OBJECTIVE:
Omit the images. Copy each entry word for word.

※

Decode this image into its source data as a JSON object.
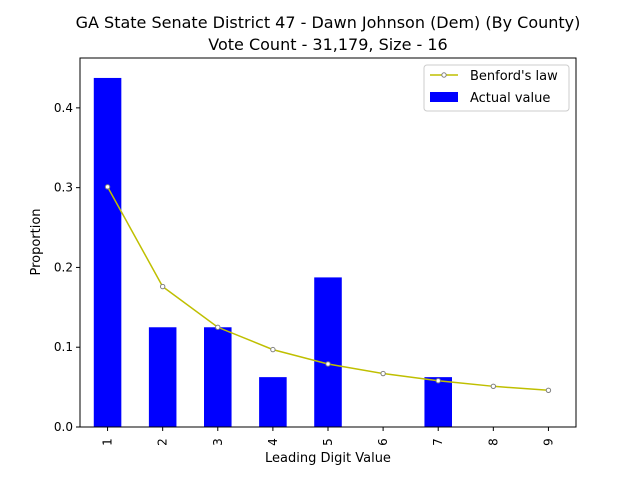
{
  "chart_data": {
    "type": "bar",
    "title_line1": "GA State Senate District 47 - Dawn Johnson (Dem) (By County)",
    "title_line2": "Vote Count - 31,179, Size - 16",
    "xlabel": "Leading Digit Value",
    "ylabel": "Proportion",
    "categories": [
      "1",
      "2",
      "3",
      "4",
      "5",
      "6",
      "7",
      "8",
      "9"
    ],
    "ylim": [
      0,
      0.4625
    ],
    "yticks": [
      0.0,
      0.1,
      0.2,
      0.3,
      0.4
    ],
    "ytick_labels": [
      "0.0",
      "0.1",
      "0.2",
      "0.3",
      "0.4"
    ],
    "series": [
      {
        "name": "Actual value",
        "kind": "bar",
        "color": "#0000ff",
        "values": [
          0.4375,
          0.125,
          0.125,
          0.0625,
          0.1875,
          0.0,
          0.0625,
          0.0,
          0.0
        ]
      },
      {
        "name": "Benford's law",
        "kind": "line",
        "color": "#bfbf00",
        "values": [
          0.301,
          0.176,
          0.125,
          0.097,
          0.079,
          0.067,
          0.058,
          0.051,
          0.046
        ]
      }
    ],
    "legend_position": "top-right",
    "grid": false
  }
}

※

FINISHED EXERCISE:
Decode this image into its source data as a JSON object.
{
  "chart_data": {
    "type": "bar",
    "title_line1": "GA State Senate District 47 - Dawn Johnson (Dem) (By County)",
    "title_line2": "Vote Count - 31,179, Size - 16",
    "xlabel": "Leading Digit Value",
    "ylabel": "Proportion",
    "categories": [
      "1",
      "2",
      "3",
      "4",
      "5",
      "6",
      "7",
      "8",
      "9"
    ],
    "ylim": [
      0,
      0.4625
    ],
    "yticks": [
      0.0,
      0.1,
      0.2,
      0.3,
      0.4
    ],
    "ytick_labels": [
      "0.0",
      "0.1",
      "0.2",
      "0.3",
      "0.4"
    ],
    "series": [
      {
        "name": "Actual value",
        "kind": "bar",
        "color": "#0000ff",
        "values": [
          0.4375,
          0.125,
          0.125,
          0.0625,
          0.1875,
          0.0,
          0.0625,
          0.0,
          0.0
        ]
      },
      {
        "name": "Benford's law",
        "kind": "line",
        "color": "#bfbf00",
        "values": [
          0.301,
          0.176,
          0.125,
          0.097,
          0.079,
          0.067,
          0.058,
          0.051,
          0.046
        ]
      }
    ],
    "legend_position": "top-right",
    "grid": false
  }
}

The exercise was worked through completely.